The focus of this work is multi-codebook quantization (MCQ), an approach to vector compression analogous to k-means clustering, where cluster centres arise from the combinatorial combination of entries in multiple codebooks. Modern systems for very large-scale approximate nearest neighbour (ANN) search typically rely on a data structure that shortlists candidates, followed by search using the compressed representation obtained from a variant of MCQ [5, 16, 17, 32].

Systems for efficient large-scale search in high-dimensional spaces have important applications to prominent problems in machine learning and computer vision. For example, Mussman et al. [24] use Gumbel variables to randomly perturb nearest neighbour queries and accelerate learning and inference in log-linear models. Douze et al. [11] use a large-scale similarity graph constructed via MCQ to improve learning in deep “low-shot” models. Guo et al.[14] use an MCQ-based system to achieve state-of-the-art performance in maximum inner product search (MIPS), and accelerate large-scale recommender systems. Finally, Blalock and Guttag [7] use MCQ to reduce memory usage and accelerate large-scale data mining applications.

MCQ is an optimization problem over two latent variables that approximate a given dataset: the codebooks and the codes (i.e., the assignments of the data to those codebooks). The error of this approximation provides a bound for Euclidean distance and dot-product approximations in ANN and MIPS. Therefore, finding optimization methods that achieve low-error solutions is crucial for improving the performance of MCQ applications.

- [Assigned task]:
Rewrite the passage on multi-codebook quantization, everything from "Systems for efficient" down to "data mining applications.", putting "speed up" in place of "accelerate" each time it appears. You won't need the listing for this.

- [Available data]:
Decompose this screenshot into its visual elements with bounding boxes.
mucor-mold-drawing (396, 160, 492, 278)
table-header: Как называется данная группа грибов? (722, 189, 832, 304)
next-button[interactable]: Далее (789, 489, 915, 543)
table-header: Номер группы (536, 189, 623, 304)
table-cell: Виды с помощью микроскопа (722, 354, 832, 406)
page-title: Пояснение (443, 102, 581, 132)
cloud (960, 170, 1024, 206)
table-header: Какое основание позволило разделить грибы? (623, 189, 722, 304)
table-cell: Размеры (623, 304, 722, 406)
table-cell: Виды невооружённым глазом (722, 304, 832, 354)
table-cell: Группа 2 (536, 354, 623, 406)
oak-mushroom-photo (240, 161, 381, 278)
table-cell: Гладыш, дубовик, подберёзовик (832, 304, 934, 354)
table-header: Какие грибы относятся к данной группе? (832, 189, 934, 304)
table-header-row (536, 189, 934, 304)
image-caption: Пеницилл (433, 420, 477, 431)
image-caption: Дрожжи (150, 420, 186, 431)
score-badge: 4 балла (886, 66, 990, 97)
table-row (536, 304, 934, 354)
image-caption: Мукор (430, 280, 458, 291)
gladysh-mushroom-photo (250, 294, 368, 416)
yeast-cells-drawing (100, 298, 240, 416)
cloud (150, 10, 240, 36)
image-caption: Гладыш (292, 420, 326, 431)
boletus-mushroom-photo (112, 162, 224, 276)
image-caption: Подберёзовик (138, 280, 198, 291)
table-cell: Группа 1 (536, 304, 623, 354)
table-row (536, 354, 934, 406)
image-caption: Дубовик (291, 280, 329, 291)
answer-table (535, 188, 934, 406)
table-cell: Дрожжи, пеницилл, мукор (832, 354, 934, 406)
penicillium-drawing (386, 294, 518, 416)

- [Solution to the problem]:
Systems for efficient large-scale search in high-dimensional spaces have important applications to prominent problems in machine learning and computer vision. For example, Mussman et al. [24] use Gumbel variables to randomly perturb nearest neighbour queries and speed up learning and inference in log-linear models. Douze et al. [11] use a large-scale similarity graph constructed via MCQ to improve learning in deep “low-shot” models. Guo et al.[14] use an MCQ-based system to achieve state-of-the-art performance in maximum inner product search (MIPS), and speed up large-scale recommender systems. Finally, Blalock and Guttag [7] use MCQ to reduce memory usage and speed up large-scale data mining applications.